- **RECORDS FOR THE EXERCISE**
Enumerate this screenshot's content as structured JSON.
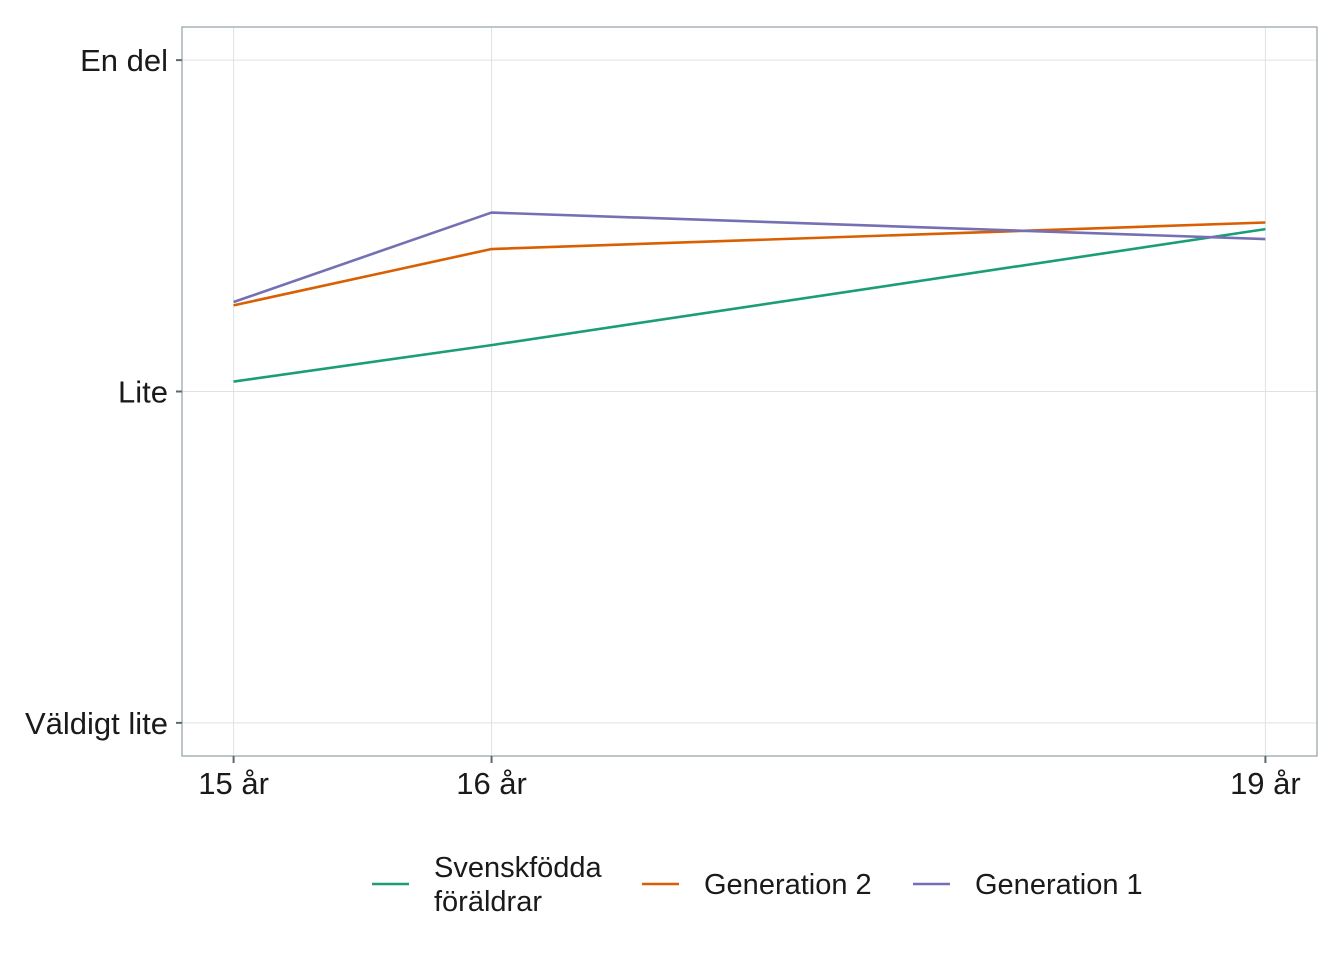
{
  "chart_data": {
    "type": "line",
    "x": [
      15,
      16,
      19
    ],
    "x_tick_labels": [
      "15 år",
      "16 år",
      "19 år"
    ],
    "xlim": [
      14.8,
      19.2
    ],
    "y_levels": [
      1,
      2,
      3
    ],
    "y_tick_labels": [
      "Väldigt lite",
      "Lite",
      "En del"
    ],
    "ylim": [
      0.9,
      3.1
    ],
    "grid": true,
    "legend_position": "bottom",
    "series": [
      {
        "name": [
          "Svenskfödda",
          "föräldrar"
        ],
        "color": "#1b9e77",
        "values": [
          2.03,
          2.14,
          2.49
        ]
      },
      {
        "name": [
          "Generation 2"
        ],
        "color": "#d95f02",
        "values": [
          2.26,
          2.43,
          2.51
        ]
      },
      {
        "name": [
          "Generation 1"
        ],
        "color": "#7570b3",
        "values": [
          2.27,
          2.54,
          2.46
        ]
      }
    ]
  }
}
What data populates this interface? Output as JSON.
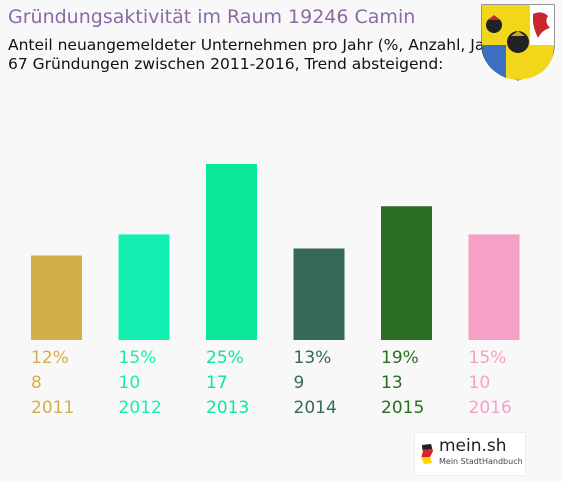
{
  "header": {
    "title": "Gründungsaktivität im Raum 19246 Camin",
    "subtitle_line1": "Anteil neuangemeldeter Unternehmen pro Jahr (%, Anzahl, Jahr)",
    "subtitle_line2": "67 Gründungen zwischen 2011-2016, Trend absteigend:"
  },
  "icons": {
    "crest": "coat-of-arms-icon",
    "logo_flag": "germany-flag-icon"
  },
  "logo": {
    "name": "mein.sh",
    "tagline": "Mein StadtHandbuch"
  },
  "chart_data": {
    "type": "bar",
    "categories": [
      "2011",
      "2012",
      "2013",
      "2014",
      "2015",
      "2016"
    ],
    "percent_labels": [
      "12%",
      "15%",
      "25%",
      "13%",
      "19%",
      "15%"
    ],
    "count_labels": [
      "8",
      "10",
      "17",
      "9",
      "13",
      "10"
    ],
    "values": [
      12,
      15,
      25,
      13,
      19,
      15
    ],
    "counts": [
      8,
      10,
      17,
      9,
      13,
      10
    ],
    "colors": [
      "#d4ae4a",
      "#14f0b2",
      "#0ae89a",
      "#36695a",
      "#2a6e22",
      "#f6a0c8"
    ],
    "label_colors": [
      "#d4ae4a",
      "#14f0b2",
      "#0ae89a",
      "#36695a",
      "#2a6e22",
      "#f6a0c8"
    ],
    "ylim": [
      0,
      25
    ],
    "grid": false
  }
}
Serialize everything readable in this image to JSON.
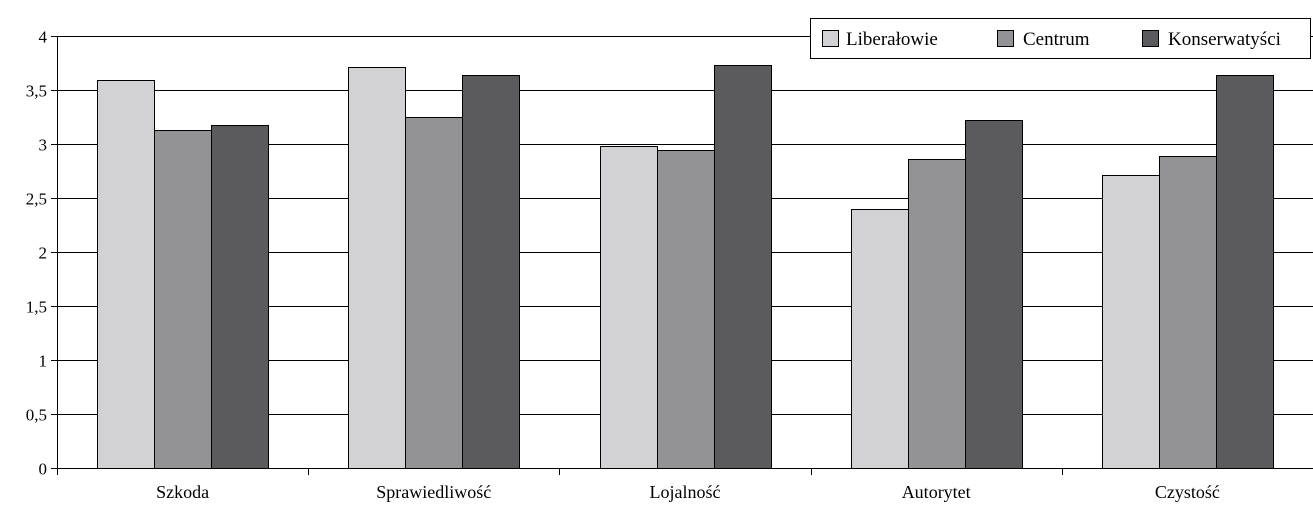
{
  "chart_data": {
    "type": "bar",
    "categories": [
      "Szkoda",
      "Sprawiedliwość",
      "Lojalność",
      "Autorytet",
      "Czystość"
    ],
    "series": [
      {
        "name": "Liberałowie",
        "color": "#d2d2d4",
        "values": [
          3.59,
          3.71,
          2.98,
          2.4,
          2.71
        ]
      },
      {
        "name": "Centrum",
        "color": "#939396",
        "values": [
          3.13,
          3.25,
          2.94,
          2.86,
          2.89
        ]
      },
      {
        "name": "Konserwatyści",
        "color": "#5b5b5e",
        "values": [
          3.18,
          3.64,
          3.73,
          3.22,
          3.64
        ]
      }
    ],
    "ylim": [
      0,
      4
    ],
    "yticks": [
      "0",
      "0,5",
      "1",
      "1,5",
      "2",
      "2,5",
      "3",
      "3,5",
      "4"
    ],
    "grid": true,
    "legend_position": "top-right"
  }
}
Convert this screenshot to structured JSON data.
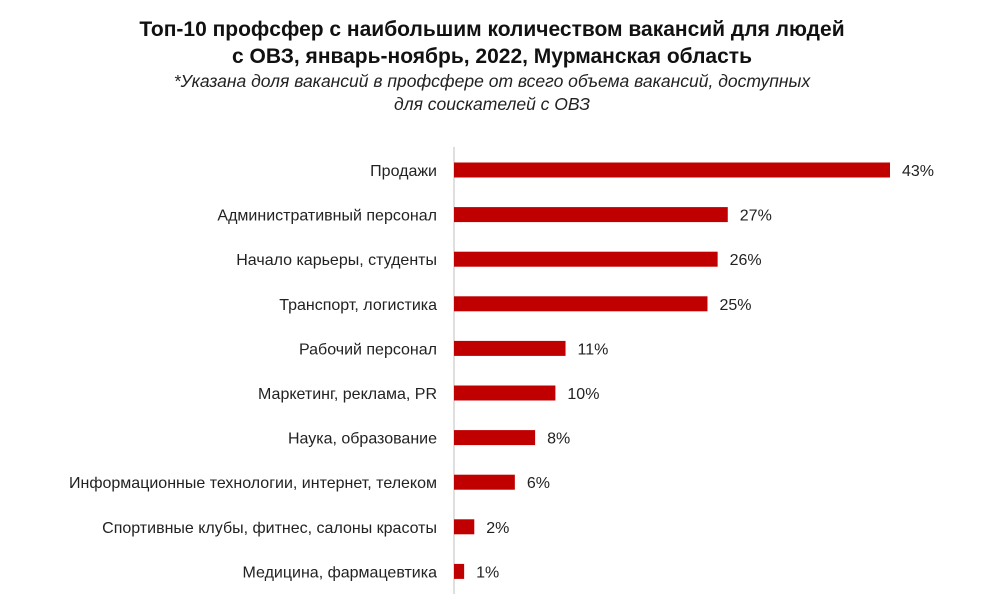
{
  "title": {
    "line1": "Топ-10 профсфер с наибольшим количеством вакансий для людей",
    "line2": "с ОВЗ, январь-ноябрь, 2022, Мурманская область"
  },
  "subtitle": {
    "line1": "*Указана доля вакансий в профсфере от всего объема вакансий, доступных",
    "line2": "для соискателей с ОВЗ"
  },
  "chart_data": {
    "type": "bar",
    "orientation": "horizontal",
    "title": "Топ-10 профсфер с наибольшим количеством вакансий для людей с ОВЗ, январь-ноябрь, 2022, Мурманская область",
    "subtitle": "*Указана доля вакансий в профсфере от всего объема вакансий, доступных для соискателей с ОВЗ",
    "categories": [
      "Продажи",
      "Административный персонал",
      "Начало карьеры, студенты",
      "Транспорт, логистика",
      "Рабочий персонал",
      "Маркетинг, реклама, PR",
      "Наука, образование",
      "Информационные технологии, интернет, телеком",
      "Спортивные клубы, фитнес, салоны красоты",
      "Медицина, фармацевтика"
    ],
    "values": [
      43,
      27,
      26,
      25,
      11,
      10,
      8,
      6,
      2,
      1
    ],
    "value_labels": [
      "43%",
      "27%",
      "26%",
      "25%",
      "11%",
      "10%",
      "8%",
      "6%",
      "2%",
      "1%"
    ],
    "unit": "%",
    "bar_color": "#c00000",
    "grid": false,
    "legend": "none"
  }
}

- **PROBLEM TO WORK ON**
Pick out each line containing "персонал" and report it.

- **EXERCISE ANSWER**
      "Административный персонал",
      "Рабочий персонал",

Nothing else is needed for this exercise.